**Dataset items**:
'''
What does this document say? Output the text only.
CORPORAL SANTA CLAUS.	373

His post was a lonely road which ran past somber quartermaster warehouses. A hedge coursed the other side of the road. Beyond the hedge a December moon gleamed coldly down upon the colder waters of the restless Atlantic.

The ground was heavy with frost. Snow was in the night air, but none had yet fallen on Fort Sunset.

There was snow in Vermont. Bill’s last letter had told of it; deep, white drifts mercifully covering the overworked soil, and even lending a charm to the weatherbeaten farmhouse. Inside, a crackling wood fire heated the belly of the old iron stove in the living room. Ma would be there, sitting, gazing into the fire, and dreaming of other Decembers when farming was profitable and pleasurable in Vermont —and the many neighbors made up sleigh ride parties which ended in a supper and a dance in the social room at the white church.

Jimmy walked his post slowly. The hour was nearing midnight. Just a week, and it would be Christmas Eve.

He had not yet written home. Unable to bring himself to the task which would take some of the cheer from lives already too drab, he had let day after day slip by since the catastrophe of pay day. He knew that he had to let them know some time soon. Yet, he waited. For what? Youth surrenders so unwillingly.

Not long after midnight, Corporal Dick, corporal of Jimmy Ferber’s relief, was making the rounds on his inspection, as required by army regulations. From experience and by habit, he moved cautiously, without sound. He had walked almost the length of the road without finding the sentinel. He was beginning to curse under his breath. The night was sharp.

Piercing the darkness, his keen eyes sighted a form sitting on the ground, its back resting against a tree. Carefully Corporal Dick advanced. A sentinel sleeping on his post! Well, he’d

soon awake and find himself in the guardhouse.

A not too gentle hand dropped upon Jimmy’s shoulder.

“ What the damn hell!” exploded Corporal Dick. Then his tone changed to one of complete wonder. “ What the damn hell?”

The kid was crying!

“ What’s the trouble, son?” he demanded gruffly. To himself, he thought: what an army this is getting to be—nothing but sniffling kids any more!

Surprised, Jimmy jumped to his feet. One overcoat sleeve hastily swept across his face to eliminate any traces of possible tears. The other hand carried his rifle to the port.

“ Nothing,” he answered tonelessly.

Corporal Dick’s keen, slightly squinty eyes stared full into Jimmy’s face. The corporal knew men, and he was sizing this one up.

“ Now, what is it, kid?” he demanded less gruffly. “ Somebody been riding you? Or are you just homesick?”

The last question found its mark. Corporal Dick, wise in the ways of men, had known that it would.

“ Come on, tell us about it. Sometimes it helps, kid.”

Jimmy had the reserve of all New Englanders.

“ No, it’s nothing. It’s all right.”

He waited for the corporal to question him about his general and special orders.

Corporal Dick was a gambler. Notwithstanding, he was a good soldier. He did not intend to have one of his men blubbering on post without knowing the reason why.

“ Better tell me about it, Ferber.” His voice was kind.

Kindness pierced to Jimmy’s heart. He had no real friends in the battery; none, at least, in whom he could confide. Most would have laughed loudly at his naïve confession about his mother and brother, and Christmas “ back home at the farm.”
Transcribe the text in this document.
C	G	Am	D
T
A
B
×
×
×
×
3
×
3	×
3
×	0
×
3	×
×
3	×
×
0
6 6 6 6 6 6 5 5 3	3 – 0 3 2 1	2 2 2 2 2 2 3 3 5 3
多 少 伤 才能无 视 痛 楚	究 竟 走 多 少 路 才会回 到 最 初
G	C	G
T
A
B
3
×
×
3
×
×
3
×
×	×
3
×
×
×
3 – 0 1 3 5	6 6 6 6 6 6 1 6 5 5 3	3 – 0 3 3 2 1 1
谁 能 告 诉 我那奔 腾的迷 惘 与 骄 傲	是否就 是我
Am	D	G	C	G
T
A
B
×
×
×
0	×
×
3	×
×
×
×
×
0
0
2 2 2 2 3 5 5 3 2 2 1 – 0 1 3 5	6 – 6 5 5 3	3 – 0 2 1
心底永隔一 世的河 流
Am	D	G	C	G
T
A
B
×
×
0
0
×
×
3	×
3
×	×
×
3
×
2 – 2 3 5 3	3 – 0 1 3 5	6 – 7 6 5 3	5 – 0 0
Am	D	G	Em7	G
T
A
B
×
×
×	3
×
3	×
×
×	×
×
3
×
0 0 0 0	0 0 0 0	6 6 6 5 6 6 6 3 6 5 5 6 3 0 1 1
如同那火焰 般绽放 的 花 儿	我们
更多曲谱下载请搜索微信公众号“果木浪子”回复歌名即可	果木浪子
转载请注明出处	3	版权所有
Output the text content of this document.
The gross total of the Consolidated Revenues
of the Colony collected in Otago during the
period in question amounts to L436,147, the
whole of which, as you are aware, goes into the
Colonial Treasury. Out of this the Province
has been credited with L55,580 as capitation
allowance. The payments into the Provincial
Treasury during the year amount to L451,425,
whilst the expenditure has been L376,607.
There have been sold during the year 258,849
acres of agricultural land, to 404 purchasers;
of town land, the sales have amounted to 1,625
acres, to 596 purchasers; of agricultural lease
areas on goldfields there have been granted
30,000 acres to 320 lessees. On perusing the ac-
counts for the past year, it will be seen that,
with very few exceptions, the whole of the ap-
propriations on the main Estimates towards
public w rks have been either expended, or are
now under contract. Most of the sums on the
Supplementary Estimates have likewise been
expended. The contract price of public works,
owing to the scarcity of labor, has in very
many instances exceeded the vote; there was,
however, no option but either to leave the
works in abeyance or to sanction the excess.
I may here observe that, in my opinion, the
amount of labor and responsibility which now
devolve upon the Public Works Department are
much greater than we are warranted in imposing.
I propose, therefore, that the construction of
'''
**EXERCISE DETAILS**:
Using the material above, reproduce exactly the line that contains "Output the text content of this document." and all lines after it through the last one, and only those.

**WRITTEN RESPONSE**:
Output the text content of this document.
The gross total of the Consolidated Revenues
of the Colony collected in Otago during the
period in question amounts to L436,147, the
whole of which, as you are aware, goes into the
Colonial Treasury. Out of this the Province
has been credited with L55,580 as capitation
allowance. The payments into the Provincial
Treasury during the year amount to L451,425,
whilst the expenditure has been L376,607.
There have been sold during the year 258,849
acres of agricultural land, to 404 purchasers;
of town land, the sales have amounted to 1,625
acres, to 596 purchasers; of agricultural lease
areas on goldfields there have been granted
30,000 acres to 320 lessees. On perusing the ac-
counts for the past year, it will be seen that,
with very few exceptions, the whole of the ap-
propriations on the main Estimates towards
public w rks have been either expended, or are
now under contract. Most of the sums on the
Supplementary Estimates have likewise been
expended. The contract price of public works,
owing to the scarcity of labor, has in very
many instances exceeded the vote; there was,
however, no option but either to leave the
works in abeyance or to sanction the excess.
I may here observe that, in my opinion, the
amount of labor and responsibility which now
devolve upon the Public Works Department are
much greater than we are warranted in imposing.
I propose, therefore, that the construction of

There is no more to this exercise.